**Task statement:** Select every line holding the word "complementaire" and copy it.

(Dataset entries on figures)

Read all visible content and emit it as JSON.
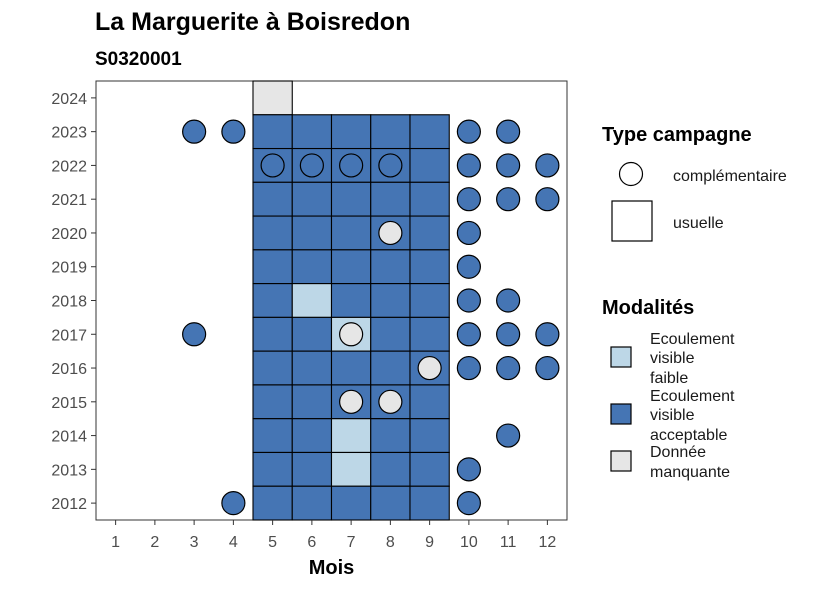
{
  "chart_data": {
    "type": "heatmap",
    "title": "La Marguerite à Boisredon",
    "subtitle": "S0320001",
    "xlabel": "Mois",
    "ylabel": "",
    "x_ticks": [
      1,
      2,
      3,
      4,
      5,
      6,
      7,
      8,
      9,
      10,
      11,
      12
    ],
    "y_ticks": [
      2012,
      2013,
      2014,
      2015,
      2016,
      2017,
      2018,
      2019,
      2020,
      2021,
      2022,
      2023,
      2024
    ],
    "xlim": [
      0.5,
      12.5
    ],
    "ylim": [
      2011.5,
      2024.5
    ],
    "colors": {
      "faible": "#bdd7e7",
      "acceptable": "#4575b4",
      "manquante": "#e6e6e6"
    },
    "legend_type": {
      "title": "Type campagne",
      "items": [
        {
          "key": "complementaire",
          "label": "complémentaire",
          "shape": "circle"
        },
        {
          "key": "usuelle",
          "label": "usuelle",
          "shape": "square"
        }
      ]
    },
    "legend_modalites": {
      "title": "Modalités",
      "items": [
        {
          "key": "faible",
          "lines": [
            "Ecoulement",
            "visible",
            "faible"
          ]
        },
        {
          "key": "acceptable",
          "lines": [
            "Ecoulement",
            "visible",
            "acceptable"
          ]
        },
        {
          "key": "manquante",
          "lines": [
            "Donnée",
            "manquante"
          ]
        }
      ]
    },
    "usuelle": [
      {
        "year": 2024,
        "month": 5,
        "modalite": "manquante"
      },
      {
        "year": 2023,
        "month": 5,
        "modalite": "acceptable"
      },
      {
        "year": 2023,
        "month": 6,
        "modalite": "acceptable"
      },
      {
        "year": 2023,
        "month": 7,
        "modalite": "acceptable"
      },
      {
        "year": 2023,
        "month": 8,
        "modalite": "acceptable"
      },
      {
        "year": 2023,
        "month": 9,
        "modalite": "acceptable"
      },
      {
        "year": 2022,
        "month": 5,
        "modalite": "acceptable"
      },
      {
        "year": 2022,
        "month": 6,
        "modalite": "acceptable"
      },
      {
        "year": 2022,
        "month": 7,
        "modalite": "acceptable"
      },
      {
        "year": 2022,
        "month": 8,
        "modalite": "acceptable"
      },
      {
        "year": 2022,
        "month": 9,
        "modalite": "acceptable"
      },
      {
        "year": 2021,
        "month": 5,
        "modalite": "acceptable"
      },
      {
        "year": 2021,
        "month": 6,
        "modalite": "acceptable"
      },
      {
        "year": 2021,
        "month": 7,
        "modalite": "acceptable"
      },
      {
        "year": 2021,
        "month": 8,
        "modalite": "acceptable"
      },
      {
        "year": 2021,
        "month": 9,
        "modalite": "acceptable"
      },
      {
        "year": 2020,
        "month": 5,
        "modalite": "acceptable"
      },
      {
        "year": 2020,
        "month": 6,
        "modalite": "acceptable"
      },
      {
        "year": 2020,
        "month": 7,
        "modalite": "acceptable"
      },
      {
        "year": 2020,
        "month": 8,
        "modalite": "acceptable"
      },
      {
        "year": 2020,
        "month": 9,
        "modalite": "acceptable"
      },
      {
        "year": 2019,
        "month": 5,
        "modalite": "acceptable"
      },
      {
        "year": 2019,
        "month": 6,
        "modalite": "acceptable"
      },
      {
        "year": 2019,
        "month": 7,
        "modalite": "acceptable"
      },
      {
        "year": 2019,
        "month": 8,
        "modalite": "acceptable"
      },
      {
        "year": 2019,
        "month": 9,
        "modalite": "acceptable"
      },
      {
        "year": 2018,
        "month": 5,
        "modalite": "acceptable"
      },
      {
        "year": 2018,
        "month": 6,
        "modalite": "faible"
      },
      {
        "year": 2018,
        "month": 7,
        "modalite": "acceptable"
      },
      {
        "year": 2018,
        "month": 8,
        "modalite": "acceptable"
      },
      {
        "year": 2018,
        "month": 9,
        "modalite": "acceptable"
      },
      {
        "year": 2017,
        "month": 5,
        "modalite": "acceptable"
      },
      {
        "year": 2017,
        "month": 6,
        "modalite": "acceptable"
      },
      {
        "year": 2017,
        "month": 7,
        "modalite": "faible"
      },
      {
        "year": 2017,
        "month": 8,
        "modalite": "acceptable"
      },
      {
        "year": 2017,
        "month": 9,
        "modalite": "acceptable"
      },
      {
        "year": 2016,
        "month": 5,
        "modalite": "acceptable"
      },
      {
        "year": 2016,
        "month": 6,
        "modalite": "acceptable"
      },
      {
        "year": 2016,
        "month": 7,
        "modalite": "acceptable"
      },
      {
        "year": 2016,
        "month": 8,
        "modalite": "acceptable"
      },
      {
        "year": 2016,
        "month": 9,
        "modalite": "acceptable"
      },
      {
        "year": 2015,
        "month": 5,
        "modalite": "acceptable"
      },
      {
        "year": 2015,
        "month": 6,
        "modalite": "acceptable"
      },
      {
        "year": 2015,
        "month": 7,
        "modalite": "acceptable"
      },
      {
        "year": 2015,
        "month": 8,
        "modalite": "acceptable"
      },
      {
        "year": 2015,
        "month": 9,
        "modalite": "acceptable"
      },
      {
        "year": 2014,
        "month": 5,
        "modalite": "acceptable"
      },
      {
        "year": 2014,
        "month": 6,
        "modalite": "acceptable"
      },
      {
        "year": 2014,
        "month": 7,
        "modalite": "faible"
      },
      {
        "year": 2014,
        "month": 8,
        "modalite": "acceptable"
      },
      {
        "year": 2014,
        "month": 9,
        "modalite": "acceptable"
      },
      {
        "year": 2013,
        "month": 5,
        "modalite": "acceptable"
      },
      {
        "year": 2013,
        "month": 6,
        "modalite": "acceptable"
      },
      {
        "year": 2013,
        "month": 7,
        "modalite": "faible"
      },
      {
        "year": 2013,
        "month": 8,
        "modalite": "acceptable"
      },
      {
        "year": 2013,
        "month": 9,
        "modalite": "acceptable"
      },
      {
        "year": 2012,
        "month": 5,
        "modalite": "acceptable"
      },
      {
        "year": 2012,
        "month": 6,
        "modalite": "acceptable"
      },
      {
        "year": 2012,
        "month": 7,
        "modalite": "acceptable"
      },
      {
        "year": 2012,
        "month": 8,
        "modalite": "acceptable"
      },
      {
        "year": 2012,
        "month": 9,
        "modalite": "acceptable"
      }
    ],
    "complementaire": [
      {
        "year": 2023,
        "month": 3,
        "modalite": "acceptable"
      },
      {
        "year": 2023,
        "month": 4,
        "modalite": "acceptable"
      },
      {
        "year": 2023,
        "month": 10,
        "modalite": "acceptable"
      },
      {
        "year": 2023,
        "month": 11,
        "modalite": "acceptable"
      },
      {
        "year": 2022,
        "month": 5,
        "modalite": "acceptable"
      },
      {
        "year": 2022,
        "month": 6,
        "modalite": "acceptable"
      },
      {
        "year": 2022,
        "month": 7,
        "modalite": "acceptable"
      },
      {
        "year": 2022,
        "month": 8,
        "modalite": "acceptable"
      },
      {
        "year": 2022,
        "month": 10,
        "modalite": "acceptable"
      },
      {
        "year": 2022,
        "month": 11,
        "modalite": "acceptable"
      },
      {
        "year": 2022,
        "month": 12,
        "modalite": "acceptable"
      },
      {
        "year": 2021,
        "month": 10,
        "modalite": "acceptable"
      },
      {
        "year": 2021,
        "month": 11,
        "modalite": "acceptable"
      },
      {
        "year": 2021,
        "month": 12,
        "modalite": "acceptable"
      },
      {
        "year": 2020,
        "month": 8,
        "modalite": "manquante"
      },
      {
        "year": 2020,
        "month": 10,
        "modalite": "acceptable"
      },
      {
        "year": 2019,
        "month": 10,
        "modalite": "acceptable"
      },
      {
        "year": 2018,
        "month": 10,
        "modalite": "acceptable"
      },
      {
        "year": 2018,
        "month": 11,
        "modalite": "acceptable"
      },
      {
        "year": 2017,
        "month": 3,
        "modalite": "acceptable"
      },
      {
        "year": 2017,
        "month": 7,
        "modalite": "manquante"
      },
      {
        "year": 2017,
        "month": 10,
        "modalite": "acceptable"
      },
      {
        "year": 2017,
        "month": 11,
        "modalite": "acceptable"
      },
      {
        "year": 2017,
        "month": 12,
        "modalite": "acceptable"
      },
      {
        "year": 2016,
        "month": 9,
        "modalite": "manquante"
      },
      {
        "year": 2016,
        "month": 10,
        "modalite": "acceptable"
      },
      {
        "year": 2016,
        "month": 11,
        "modalite": "acceptable"
      },
      {
        "year": 2016,
        "month": 12,
        "modalite": "acceptable"
      },
      {
        "year": 2015,
        "month": 7,
        "modalite": "manquante"
      },
      {
        "year": 2015,
        "month": 8,
        "modalite": "manquante"
      },
      {
        "year": 2014,
        "month": 11,
        "modalite": "acceptable"
      },
      {
        "year": 2013,
        "month": 10,
        "modalite": "acceptable"
      },
      {
        "year": 2012,
        "month": 4,
        "modalite": "acceptable"
      },
      {
        "year": 2012,
        "month": 10,
        "modalite": "acceptable"
      }
    ]
  }
}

**The output:**
          "key": "complementaire",
    "complementaire": [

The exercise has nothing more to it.